Dataset items:
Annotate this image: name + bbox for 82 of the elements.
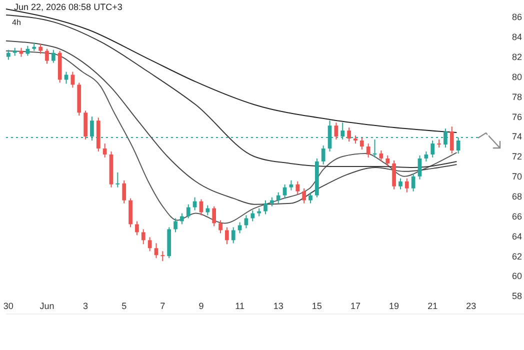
x-tick-label: 21 xyxy=(428,301,438,311)
candlestick xyxy=(218,220,222,234)
candlestick xyxy=(141,228,146,245)
x-tick-label: 11 xyxy=(235,301,244,311)
candlestick xyxy=(116,172,120,188)
y-tick-label: 84 xyxy=(512,32,522,42)
annotation: Jun 22, 2026 08:58 UTC+3 xyxy=(14,2,122,12)
y-tick-label: 58 xyxy=(512,291,522,302)
annotation: 4h xyxy=(12,18,21,27)
candlestick xyxy=(430,140,435,158)
x-tick-label: 30 xyxy=(3,301,14,311)
y-tick-label: 82 xyxy=(512,52,522,62)
candlestick xyxy=(424,150,428,162)
candlestick xyxy=(45,48,49,64)
candlestick xyxy=(186,204,190,219)
candlestick xyxy=(334,122,338,140)
candlestick xyxy=(308,192,312,204)
candlestick xyxy=(84,110,88,140)
candlestick xyxy=(231,226,236,244)
x-tick-label: 17 xyxy=(350,301,360,311)
candlestick xyxy=(276,192,280,204)
candlestick xyxy=(38,43,42,54)
candlestick xyxy=(206,204,210,216)
y-tick-label: 66 xyxy=(512,211,522,222)
candlestick xyxy=(51,49,56,64)
candlestick xyxy=(321,145,326,165)
y-tick-label: 62 xyxy=(512,251,522,262)
candlestick xyxy=(192,196,197,211)
candlestick xyxy=(392,160,396,190)
y-tick-label: 86 xyxy=(512,12,522,22)
candlestick xyxy=(238,222,242,234)
y-tick-label: 80 xyxy=(512,72,522,82)
y-tick-label: 72 xyxy=(512,152,522,162)
candlestick xyxy=(128,198,132,228)
candlestick xyxy=(282,184,287,199)
x-tick-label: Jun xyxy=(40,301,54,311)
x-tick-label: 9 xyxy=(198,301,204,311)
candlestick xyxy=(250,210,255,222)
x-tick-label: 3 xyxy=(83,301,88,311)
candlestick xyxy=(366,143,370,158)
y-tick-label: 60 xyxy=(512,271,522,282)
x-tick-label: 7 xyxy=(160,301,166,311)
candlestick xyxy=(450,126,454,154)
candlestick xyxy=(386,154,390,167)
candlestick xyxy=(6,49,10,60)
candlestick xyxy=(404,178,409,193)
line-series xyxy=(6,40,458,205)
x-tick-label: 23 xyxy=(466,301,476,311)
x-tick-label: 19 xyxy=(389,301,400,311)
candlestick xyxy=(174,218,178,233)
candlestick xyxy=(296,180,300,195)
candlestick xyxy=(347,127,351,142)
candlestick xyxy=(180,212,184,225)
x-tick-label: 5 xyxy=(122,301,127,311)
candlestick xyxy=(360,137,364,150)
candlestick xyxy=(411,172,416,192)
y-tick-label: 64 xyxy=(512,231,522,242)
candlestick xyxy=(379,150,384,162)
candlestick xyxy=(398,178,402,190)
y-tick-label: 78 xyxy=(512,92,522,102)
candlestick xyxy=(122,180,126,204)
candlestick xyxy=(289,180,294,191)
candlestick xyxy=(154,242,158,259)
candlestick xyxy=(199,198,204,216)
y-tick-label: 74 xyxy=(512,132,522,142)
y-tick-label: 68 xyxy=(512,191,522,202)
candlestick xyxy=(160,250,165,262)
candlestick xyxy=(26,45,30,56)
candlestick xyxy=(212,206,216,227)
candlestick xyxy=(225,226,229,245)
candlestick xyxy=(135,220,139,236)
x-tick-label: 15 xyxy=(312,301,322,311)
candlestick xyxy=(372,139,377,158)
x-tick-label: 13 xyxy=(273,301,284,311)
candlestick xyxy=(264,200,268,215)
candlestick xyxy=(418,154,422,180)
candlestick xyxy=(148,236,152,252)
y-tick-label: 76 xyxy=(512,112,522,122)
candlestick xyxy=(102,143,107,158)
y-tick-label: 70 xyxy=(512,172,522,182)
candlestick xyxy=(302,188,306,204)
line-series xyxy=(6,14,458,168)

## Problem description
Rewrite the rows above, swapping every "candlestick" for "price-bar" and keeping everything else the same. Leave out the pictures.

## Result of this task
Annotate this image: name + bbox for 82 of the elements.
x-tick-label: 21 xyxy=(428,301,438,311)
price-bar xyxy=(218,220,222,234)
price-bar xyxy=(141,228,146,245)
x-tick-label: 11 xyxy=(235,301,244,311)
price-bar xyxy=(116,172,120,188)
y-tick-label: 84 xyxy=(512,32,522,42)
annotation: Jun 22, 2026 08:58 UTC+3 xyxy=(14,2,122,12)
y-tick-label: 58 xyxy=(512,291,522,302)
annotation: 4h xyxy=(12,18,21,27)
price-bar xyxy=(430,140,435,158)
x-tick-label: 30 xyxy=(3,301,14,311)
y-tick-label: 82 xyxy=(512,52,522,62)
price-bar xyxy=(424,150,428,162)
price-bar xyxy=(45,48,49,64)
price-bar xyxy=(186,204,190,219)
price-bar xyxy=(334,122,338,140)
price-bar xyxy=(308,192,312,204)
price-bar xyxy=(84,110,88,140)
price-bar xyxy=(231,226,236,244)
x-tick-label: 17 xyxy=(350,301,360,311)
price-bar xyxy=(276,192,280,204)
price-bar xyxy=(38,43,42,54)
price-bar xyxy=(206,204,210,216)
y-tick-label: 66 xyxy=(512,211,522,222)
price-bar xyxy=(51,49,56,64)
price-bar xyxy=(321,145,326,165)
y-tick-label: 62 xyxy=(512,251,522,262)
price-bar xyxy=(192,196,197,211)
price-bar xyxy=(392,160,396,190)
y-tick-label: 86 xyxy=(512,12,522,22)
price-bar xyxy=(238,222,242,234)
y-tick-label: 80 xyxy=(512,72,522,82)
y-tick-label: 72 xyxy=(512,152,522,162)
price-bar xyxy=(128,198,132,228)
price-bar xyxy=(282,184,287,199)
x-tick-label: Jun xyxy=(40,301,54,311)
x-tick-label: 9 xyxy=(198,301,204,311)
price-bar xyxy=(250,210,255,222)
x-tick-label: 3 xyxy=(83,301,88,311)
price-bar xyxy=(366,143,370,158)
y-tick-label: 60 xyxy=(512,271,522,282)
x-tick-label: 7 xyxy=(160,301,166,311)
price-bar xyxy=(450,126,454,154)
price-bar xyxy=(386,154,390,167)
price-bar xyxy=(6,49,10,60)
price-bar xyxy=(404,178,409,193)
line-series xyxy=(6,40,458,205)
x-tick-label: 23 xyxy=(466,301,476,311)
x-tick-label: 19 xyxy=(389,301,400,311)
price-bar xyxy=(174,218,178,233)
price-bar xyxy=(296,180,300,195)
price-bar xyxy=(347,127,351,142)
price-bar xyxy=(180,212,184,225)
x-tick-label: 5 xyxy=(122,301,127,311)
price-bar xyxy=(360,137,364,150)
price-bar xyxy=(411,172,416,192)
y-tick-label: 64 xyxy=(512,231,522,242)
price-bar xyxy=(379,150,384,162)
price-bar xyxy=(398,178,402,190)
y-tick-label: 78 xyxy=(512,92,522,102)
price-bar xyxy=(122,180,126,204)
price-bar xyxy=(289,180,294,191)
price-bar xyxy=(154,242,158,259)
price-bar xyxy=(199,198,204,216)
y-tick-label: 74 xyxy=(512,132,522,142)
y-tick-label: 68 xyxy=(512,191,522,202)
price-bar xyxy=(160,250,165,262)
price-bar xyxy=(26,45,30,56)
price-bar xyxy=(212,206,216,227)
price-bar xyxy=(225,226,229,245)
price-bar xyxy=(135,220,139,236)
x-tick-label: 15 xyxy=(312,301,322,311)
price-bar xyxy=(372,139,377,158)
x-tick-label: 13 xyxy=(273,301,284,311)
price-bar xyxy=(264,200,268,215)
price-bar xyxy=(418,154,422,180)
price-bar xyxy=(148,236,152,252)
y-tick-label: 76 xyxy=(512,112,522,122)
price-bar xyxy=(102,143,107,158)
y-tick-label: 70 xyxy=(512,172,522,182)
price-bar xyxy=(302,188,306,204)
line-series xyxy=(6,14,458,168)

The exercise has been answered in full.